• **DIRECTIVE**: Where a line holds the word "loans", copy that line.

Items from a dataset:
########################################

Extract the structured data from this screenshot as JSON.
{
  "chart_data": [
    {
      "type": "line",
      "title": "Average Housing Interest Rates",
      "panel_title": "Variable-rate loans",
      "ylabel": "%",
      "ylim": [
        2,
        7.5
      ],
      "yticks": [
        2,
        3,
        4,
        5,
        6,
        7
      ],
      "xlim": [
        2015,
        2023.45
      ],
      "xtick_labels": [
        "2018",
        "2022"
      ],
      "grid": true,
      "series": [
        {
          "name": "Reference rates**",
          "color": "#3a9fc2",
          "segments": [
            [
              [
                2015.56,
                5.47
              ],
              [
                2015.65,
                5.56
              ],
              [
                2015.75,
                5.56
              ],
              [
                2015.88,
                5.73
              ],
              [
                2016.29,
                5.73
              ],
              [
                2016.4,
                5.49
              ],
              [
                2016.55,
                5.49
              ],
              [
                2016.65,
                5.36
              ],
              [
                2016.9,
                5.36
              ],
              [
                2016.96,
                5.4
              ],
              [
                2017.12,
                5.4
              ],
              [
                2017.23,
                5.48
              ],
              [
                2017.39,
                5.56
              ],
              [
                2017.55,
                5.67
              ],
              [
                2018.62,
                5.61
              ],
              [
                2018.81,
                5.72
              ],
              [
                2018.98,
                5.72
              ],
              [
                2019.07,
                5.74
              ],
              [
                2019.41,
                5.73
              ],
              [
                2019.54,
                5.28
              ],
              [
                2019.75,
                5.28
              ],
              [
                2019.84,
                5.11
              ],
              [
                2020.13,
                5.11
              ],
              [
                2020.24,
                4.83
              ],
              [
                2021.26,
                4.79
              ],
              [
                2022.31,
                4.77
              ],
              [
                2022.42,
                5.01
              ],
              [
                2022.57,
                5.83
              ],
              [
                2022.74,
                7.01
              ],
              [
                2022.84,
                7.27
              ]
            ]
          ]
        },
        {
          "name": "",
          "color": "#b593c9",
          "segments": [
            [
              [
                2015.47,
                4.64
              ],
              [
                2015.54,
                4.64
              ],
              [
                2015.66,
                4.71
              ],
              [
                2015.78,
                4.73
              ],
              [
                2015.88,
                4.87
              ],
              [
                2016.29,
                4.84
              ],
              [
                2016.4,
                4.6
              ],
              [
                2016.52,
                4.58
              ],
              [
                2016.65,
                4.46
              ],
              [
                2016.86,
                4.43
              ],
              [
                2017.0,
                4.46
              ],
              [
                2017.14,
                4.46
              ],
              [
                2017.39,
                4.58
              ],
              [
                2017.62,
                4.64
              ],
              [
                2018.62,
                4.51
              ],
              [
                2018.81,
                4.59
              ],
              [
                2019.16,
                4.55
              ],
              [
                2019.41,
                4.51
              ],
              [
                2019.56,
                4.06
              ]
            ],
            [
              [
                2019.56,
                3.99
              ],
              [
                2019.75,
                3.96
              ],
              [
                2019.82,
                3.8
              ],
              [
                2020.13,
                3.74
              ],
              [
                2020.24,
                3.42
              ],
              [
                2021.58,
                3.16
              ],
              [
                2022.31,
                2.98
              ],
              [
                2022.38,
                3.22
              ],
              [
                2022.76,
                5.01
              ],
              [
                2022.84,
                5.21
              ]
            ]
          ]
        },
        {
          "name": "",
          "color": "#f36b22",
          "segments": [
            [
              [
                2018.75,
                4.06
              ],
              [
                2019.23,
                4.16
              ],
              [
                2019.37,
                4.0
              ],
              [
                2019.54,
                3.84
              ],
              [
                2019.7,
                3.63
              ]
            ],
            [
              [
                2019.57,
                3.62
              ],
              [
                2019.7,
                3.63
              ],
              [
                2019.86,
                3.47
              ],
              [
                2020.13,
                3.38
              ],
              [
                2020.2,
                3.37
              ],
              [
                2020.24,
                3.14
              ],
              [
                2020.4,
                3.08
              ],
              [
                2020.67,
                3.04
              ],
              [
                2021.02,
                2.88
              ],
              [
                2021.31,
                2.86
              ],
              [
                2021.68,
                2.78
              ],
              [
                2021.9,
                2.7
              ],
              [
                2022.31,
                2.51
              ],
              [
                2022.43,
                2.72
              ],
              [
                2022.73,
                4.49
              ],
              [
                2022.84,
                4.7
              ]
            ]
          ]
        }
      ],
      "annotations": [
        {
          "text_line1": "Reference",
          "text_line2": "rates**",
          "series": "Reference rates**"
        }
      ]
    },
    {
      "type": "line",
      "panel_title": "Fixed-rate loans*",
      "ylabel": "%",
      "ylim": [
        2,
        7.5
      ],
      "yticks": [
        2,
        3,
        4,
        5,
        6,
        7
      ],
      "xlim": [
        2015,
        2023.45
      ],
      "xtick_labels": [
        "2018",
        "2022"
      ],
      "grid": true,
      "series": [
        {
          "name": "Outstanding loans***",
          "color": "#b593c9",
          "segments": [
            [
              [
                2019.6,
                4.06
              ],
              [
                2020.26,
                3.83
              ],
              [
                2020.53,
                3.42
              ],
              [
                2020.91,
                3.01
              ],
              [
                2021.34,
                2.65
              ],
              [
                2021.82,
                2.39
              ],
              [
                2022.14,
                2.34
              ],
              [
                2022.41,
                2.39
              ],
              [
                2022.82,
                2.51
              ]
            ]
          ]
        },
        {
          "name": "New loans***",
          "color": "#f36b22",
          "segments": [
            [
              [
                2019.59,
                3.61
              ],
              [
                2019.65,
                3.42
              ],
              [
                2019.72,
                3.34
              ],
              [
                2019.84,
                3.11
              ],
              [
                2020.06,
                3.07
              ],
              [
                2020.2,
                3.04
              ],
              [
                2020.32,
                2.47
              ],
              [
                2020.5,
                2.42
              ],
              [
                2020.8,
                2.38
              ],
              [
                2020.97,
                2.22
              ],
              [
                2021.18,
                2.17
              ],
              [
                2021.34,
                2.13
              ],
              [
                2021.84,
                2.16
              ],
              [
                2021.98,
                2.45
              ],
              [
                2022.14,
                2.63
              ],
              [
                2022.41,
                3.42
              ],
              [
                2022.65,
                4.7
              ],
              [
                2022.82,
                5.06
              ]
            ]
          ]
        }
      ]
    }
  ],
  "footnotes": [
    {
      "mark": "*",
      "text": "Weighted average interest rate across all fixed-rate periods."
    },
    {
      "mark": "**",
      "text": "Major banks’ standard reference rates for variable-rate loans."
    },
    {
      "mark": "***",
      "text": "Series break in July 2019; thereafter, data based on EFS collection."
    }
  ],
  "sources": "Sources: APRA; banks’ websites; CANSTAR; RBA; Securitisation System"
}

########################################

• **SOLUTION FOR THIS PROBLEM**:
      "panel_title": "Variable-rate loans",
      "panel_title": "Fixed-rate loans*",
          "name": "Outstanding loans***",
          "name": "New loans***",
      "text": "Major banks’ standard reference rates for variable-rate loans."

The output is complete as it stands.